Exercise brief: Go through the listing and copy each line with the string "screenshot".

= = = = = = =

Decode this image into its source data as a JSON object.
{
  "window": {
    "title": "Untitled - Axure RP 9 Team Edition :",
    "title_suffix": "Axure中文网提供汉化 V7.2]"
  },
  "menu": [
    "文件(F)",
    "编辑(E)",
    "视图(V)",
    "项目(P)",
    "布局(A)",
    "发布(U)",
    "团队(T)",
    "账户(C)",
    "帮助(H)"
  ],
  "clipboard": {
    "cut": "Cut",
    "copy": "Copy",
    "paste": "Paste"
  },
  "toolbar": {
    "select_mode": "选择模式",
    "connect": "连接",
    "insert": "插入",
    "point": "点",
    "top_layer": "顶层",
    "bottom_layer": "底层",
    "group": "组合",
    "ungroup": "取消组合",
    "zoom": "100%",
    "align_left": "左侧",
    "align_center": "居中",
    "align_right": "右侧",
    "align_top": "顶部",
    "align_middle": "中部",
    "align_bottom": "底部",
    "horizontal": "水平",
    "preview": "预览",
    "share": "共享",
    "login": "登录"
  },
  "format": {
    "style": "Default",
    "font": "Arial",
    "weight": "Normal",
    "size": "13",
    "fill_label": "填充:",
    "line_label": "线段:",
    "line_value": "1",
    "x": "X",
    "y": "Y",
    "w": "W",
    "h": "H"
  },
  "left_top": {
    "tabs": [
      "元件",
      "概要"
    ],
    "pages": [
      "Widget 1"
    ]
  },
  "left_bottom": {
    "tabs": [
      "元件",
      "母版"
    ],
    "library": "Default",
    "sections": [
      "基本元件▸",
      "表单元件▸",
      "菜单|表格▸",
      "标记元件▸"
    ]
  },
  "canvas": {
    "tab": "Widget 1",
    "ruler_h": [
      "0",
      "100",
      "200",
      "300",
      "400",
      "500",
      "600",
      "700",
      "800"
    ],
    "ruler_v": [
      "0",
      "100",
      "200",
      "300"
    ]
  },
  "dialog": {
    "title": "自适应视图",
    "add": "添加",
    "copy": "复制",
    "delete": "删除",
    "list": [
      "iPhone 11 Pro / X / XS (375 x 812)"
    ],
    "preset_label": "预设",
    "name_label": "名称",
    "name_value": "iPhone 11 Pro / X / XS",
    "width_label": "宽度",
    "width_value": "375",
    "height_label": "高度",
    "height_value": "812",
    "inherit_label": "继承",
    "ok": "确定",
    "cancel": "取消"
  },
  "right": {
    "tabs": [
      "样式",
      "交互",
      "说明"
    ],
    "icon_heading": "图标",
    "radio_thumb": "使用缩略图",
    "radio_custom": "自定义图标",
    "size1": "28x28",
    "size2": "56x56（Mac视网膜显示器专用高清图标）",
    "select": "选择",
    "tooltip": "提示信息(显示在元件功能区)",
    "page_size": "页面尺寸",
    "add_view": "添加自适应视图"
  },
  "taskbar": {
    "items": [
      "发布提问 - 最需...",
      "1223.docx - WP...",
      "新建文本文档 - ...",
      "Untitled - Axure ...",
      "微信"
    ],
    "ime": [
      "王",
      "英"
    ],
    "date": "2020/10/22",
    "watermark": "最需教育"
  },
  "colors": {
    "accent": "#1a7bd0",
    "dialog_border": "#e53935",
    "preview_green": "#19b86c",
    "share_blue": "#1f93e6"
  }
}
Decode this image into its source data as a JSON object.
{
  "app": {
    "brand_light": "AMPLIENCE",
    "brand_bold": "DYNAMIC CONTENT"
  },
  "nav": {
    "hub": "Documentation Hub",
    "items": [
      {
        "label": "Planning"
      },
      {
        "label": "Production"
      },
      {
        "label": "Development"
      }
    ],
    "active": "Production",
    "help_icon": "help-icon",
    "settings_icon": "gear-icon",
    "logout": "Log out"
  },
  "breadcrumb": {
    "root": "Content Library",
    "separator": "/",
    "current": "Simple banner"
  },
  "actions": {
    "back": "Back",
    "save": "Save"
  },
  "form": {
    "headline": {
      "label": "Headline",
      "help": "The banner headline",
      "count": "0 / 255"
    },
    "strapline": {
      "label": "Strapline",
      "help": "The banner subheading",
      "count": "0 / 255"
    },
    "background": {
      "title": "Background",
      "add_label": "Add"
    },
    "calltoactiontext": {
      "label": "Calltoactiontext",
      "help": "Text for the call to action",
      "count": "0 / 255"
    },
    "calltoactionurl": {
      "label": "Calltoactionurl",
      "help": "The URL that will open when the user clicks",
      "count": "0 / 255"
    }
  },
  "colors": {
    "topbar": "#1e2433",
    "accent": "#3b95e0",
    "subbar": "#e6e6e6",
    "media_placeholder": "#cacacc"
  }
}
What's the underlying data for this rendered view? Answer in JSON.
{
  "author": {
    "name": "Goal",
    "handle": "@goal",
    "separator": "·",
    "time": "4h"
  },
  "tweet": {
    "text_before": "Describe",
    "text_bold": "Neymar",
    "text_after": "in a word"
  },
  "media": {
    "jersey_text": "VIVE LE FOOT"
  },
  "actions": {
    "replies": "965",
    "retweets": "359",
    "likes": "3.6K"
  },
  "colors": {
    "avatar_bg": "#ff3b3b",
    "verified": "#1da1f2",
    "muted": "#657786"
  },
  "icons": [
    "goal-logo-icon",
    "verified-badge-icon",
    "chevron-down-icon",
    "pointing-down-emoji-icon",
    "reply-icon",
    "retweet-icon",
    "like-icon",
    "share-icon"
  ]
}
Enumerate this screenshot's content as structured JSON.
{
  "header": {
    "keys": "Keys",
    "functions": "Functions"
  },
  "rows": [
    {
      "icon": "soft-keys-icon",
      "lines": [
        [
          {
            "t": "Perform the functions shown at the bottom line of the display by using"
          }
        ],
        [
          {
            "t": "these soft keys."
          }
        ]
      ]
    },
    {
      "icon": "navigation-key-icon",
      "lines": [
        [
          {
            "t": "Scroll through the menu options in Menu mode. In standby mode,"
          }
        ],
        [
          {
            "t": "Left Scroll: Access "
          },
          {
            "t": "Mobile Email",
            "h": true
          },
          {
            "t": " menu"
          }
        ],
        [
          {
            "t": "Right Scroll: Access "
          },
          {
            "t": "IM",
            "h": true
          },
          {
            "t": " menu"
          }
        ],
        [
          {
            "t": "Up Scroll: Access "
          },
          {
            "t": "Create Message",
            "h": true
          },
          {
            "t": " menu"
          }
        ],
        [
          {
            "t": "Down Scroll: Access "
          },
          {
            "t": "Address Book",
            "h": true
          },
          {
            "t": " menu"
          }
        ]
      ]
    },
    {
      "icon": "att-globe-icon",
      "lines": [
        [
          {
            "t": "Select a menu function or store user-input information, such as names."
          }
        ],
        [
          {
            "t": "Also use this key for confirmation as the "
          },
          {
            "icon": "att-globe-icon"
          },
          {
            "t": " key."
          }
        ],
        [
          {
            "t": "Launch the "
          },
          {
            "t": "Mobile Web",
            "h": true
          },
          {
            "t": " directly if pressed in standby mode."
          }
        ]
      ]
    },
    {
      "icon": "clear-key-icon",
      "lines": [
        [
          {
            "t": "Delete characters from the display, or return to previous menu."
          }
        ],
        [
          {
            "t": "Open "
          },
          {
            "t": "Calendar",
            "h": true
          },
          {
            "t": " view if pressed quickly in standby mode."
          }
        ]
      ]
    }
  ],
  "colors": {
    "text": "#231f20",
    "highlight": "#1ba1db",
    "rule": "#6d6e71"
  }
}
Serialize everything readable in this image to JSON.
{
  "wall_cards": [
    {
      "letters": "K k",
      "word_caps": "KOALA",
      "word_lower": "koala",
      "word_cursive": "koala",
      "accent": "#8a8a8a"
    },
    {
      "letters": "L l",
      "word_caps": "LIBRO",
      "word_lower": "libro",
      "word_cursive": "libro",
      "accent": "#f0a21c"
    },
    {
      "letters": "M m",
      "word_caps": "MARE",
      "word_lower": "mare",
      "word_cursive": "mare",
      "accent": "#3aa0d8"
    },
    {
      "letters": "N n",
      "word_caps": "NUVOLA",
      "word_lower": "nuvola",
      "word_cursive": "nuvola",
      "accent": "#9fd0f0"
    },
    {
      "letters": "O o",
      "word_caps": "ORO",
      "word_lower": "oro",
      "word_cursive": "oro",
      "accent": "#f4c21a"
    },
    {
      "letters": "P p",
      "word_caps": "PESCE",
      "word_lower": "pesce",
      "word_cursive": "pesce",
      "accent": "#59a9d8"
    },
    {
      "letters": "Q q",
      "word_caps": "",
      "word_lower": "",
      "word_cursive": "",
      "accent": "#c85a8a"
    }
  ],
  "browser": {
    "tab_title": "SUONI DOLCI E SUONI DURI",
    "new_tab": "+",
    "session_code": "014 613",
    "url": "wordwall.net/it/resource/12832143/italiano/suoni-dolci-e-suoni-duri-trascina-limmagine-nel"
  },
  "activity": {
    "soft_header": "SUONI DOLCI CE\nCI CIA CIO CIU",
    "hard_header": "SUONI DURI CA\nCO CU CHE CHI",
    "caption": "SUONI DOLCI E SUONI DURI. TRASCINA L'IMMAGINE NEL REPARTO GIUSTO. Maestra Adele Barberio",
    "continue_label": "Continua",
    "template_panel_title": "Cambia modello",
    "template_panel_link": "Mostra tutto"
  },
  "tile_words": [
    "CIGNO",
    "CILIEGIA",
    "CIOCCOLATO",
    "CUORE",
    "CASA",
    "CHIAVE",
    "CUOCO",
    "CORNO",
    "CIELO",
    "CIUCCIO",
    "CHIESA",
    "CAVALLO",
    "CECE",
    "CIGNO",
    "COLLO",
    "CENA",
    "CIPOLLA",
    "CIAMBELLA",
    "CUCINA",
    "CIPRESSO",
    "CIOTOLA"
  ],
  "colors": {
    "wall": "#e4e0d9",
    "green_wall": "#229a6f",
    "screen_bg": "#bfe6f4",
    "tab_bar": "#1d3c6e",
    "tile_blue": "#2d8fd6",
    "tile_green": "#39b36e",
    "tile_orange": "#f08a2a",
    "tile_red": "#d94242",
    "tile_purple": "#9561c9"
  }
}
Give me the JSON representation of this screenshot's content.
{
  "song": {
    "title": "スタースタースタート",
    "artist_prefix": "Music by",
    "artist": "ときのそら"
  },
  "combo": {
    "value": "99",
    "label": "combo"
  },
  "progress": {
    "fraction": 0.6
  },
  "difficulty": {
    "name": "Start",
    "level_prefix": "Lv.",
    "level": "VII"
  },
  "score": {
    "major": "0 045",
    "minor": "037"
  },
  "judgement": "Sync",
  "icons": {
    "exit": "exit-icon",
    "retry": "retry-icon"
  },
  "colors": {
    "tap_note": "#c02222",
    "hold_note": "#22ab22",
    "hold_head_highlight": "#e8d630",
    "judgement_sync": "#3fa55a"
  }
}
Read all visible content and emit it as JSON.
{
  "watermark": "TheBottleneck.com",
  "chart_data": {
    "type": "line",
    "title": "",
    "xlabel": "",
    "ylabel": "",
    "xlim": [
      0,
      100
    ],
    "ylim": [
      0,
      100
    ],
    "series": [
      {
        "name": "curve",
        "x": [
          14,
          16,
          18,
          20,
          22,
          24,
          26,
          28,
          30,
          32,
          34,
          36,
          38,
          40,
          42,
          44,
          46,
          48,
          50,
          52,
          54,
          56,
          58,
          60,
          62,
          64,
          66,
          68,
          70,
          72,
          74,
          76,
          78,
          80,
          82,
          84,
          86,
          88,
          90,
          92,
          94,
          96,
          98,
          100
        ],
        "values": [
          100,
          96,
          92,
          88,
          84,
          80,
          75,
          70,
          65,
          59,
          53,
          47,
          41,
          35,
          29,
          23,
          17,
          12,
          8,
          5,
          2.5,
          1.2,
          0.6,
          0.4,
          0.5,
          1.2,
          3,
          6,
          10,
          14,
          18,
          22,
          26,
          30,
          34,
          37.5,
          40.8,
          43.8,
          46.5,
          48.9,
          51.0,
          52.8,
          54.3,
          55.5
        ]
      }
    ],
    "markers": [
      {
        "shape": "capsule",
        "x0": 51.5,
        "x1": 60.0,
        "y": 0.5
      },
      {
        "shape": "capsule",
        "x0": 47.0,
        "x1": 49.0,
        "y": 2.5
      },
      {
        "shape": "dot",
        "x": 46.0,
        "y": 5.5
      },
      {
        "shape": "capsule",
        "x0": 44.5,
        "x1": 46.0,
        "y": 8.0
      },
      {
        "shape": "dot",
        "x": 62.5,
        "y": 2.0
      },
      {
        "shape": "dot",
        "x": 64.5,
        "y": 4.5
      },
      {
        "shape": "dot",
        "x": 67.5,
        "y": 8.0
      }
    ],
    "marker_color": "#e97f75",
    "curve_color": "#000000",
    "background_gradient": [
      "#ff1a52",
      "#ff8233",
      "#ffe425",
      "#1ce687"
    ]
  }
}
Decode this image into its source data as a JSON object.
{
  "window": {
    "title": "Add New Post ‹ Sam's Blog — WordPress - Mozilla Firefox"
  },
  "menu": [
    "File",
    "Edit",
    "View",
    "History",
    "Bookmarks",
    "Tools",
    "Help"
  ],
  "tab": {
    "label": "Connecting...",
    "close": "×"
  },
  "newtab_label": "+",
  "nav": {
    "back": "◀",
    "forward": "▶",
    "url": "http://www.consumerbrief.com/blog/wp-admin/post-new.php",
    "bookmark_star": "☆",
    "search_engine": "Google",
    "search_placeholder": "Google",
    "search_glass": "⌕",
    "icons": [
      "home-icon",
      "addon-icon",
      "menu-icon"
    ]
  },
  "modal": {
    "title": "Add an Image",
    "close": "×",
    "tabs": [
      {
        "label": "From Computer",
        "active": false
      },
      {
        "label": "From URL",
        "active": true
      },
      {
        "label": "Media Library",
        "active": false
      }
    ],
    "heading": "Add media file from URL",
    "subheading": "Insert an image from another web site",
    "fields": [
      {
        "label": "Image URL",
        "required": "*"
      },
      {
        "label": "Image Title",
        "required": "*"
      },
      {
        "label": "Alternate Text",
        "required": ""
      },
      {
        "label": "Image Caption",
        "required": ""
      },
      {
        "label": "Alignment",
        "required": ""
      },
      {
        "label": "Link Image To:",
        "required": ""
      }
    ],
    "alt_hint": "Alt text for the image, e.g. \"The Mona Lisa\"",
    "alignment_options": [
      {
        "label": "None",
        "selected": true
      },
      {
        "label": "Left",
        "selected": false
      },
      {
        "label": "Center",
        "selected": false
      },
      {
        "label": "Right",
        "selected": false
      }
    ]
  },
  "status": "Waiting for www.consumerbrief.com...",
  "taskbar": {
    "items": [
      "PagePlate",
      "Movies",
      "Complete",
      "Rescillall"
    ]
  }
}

= = = = = = =

Right answer:
Enumerate this screenshot's content as structured JSON.
Give me the JSON representation of this screenshot's content.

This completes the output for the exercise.